** What to produce **
From the entries that follow, extract each line holding the string "Erkrankungen".

** Material to process **
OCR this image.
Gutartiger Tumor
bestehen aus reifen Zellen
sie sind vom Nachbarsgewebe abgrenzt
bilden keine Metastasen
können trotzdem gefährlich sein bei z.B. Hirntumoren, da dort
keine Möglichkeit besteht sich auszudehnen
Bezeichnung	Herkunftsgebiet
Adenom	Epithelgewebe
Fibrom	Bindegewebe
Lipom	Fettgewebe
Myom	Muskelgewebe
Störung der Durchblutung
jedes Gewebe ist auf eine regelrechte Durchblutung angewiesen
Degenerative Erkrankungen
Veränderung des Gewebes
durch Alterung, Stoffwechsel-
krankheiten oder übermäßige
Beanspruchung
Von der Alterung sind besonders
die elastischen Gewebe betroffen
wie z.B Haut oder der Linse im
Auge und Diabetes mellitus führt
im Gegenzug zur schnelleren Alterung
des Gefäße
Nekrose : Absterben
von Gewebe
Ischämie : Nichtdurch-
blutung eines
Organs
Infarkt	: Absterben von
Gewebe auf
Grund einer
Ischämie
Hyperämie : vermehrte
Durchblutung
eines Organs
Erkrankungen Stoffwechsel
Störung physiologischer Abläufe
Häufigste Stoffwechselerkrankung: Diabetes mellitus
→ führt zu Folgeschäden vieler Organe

** Response area **
Degenerative Erkrankungen
Erkrankungen Stoffwechsel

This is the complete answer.